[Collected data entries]

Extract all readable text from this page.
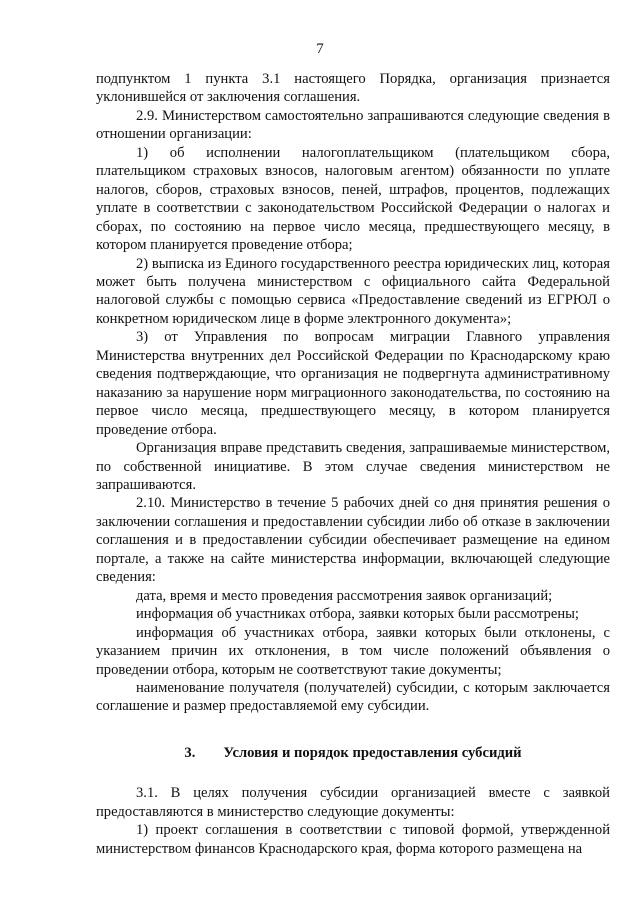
7

подпунктом 1 пункта 3.1 настоящего Порядка, организация признается уклонившейся от заключения соглашения.

2.9. Министерством самостоятельно запрашиваются следующие сведения в отношении организации:

1) об исполнении налогоплательщиком (плательщиком сбора, плательщиком страховых взносов, налоговым агентом) обязанности по уплате налогов, сборов, страховых взносов, пеней, штрафов, процентов, подлежащих уплате в соответствии с законодательством Российской Федерации о налогах и сборах, по состоянию на первое число месяца, предшествующего месяцу, в котором планируется проведение отбора;

2) выписка из Единого государственного реестра юридических лиц, которая может быть получена министерством с официального сайта Федеральной налоговой службы с помощью сервиса «Предоставление сведений из ЕГРЮЛ о конкретном юридическом лице в форме электронного документа»;

3) от Управления по вопросам миграции Главного управления Министерства внутренних дел Российской Федерации по Краснодарскому краю сведения подтверждающие, что организация не подвергнута административному наказанию за нарушение норм миграционного законодательства, по состоянию на первое число месяца, предшествующего месяцу, в котором планируется проведение отбора.

Организация вправе представить сведения, запрашиваемые министерством, по собственной инициативе. В этом случае сведения министерством не запрашиваются.

2.10. Министерство в течение 5 рабочих дней со дня принятия решения о заключении соглашения и предоставлении субсидии либо об отказе в заключении соглашения и в предоставлении субсидии обеспечивает размещение на едином портале, а также на сайте министерства информации, включающей следующие сведения:

дата, время и место проведения рассмотрения заявок организаций;

информация об участниках отбора, заявки которых были рассмотрены;

информация об участниках отбора, заявки которых были отклонены, с указанием причин их отклонения, в том числе положений объявления о проведении отбора, которым не соответствуют такие документы;

наименование получателя (получателей) субсидии, с которым заключается соглашение и размер предоставляемой ему субсидии.

3. Условия и порядок предоставления субсидий

3.1. В целях получения субсидии организацией вместе с заявкой предоставляются в министерство следующие документы:

1) проект соглашения в соответствии с типовой формой, утвержденной министерством финансов Краснодарского края, форма которого размещена на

| Short task |
Scan the entries above for the word "участниках" and collect each line holding it.

| Answer to this problem |
информация об участниках отбора, заявки которых были рассмотрены;
информация об участниках отбора, заявки которых были отклонены, с указанием причин их отклонения, в том числе положений объявления о проведении отбора, которым не соответствуют такие документы;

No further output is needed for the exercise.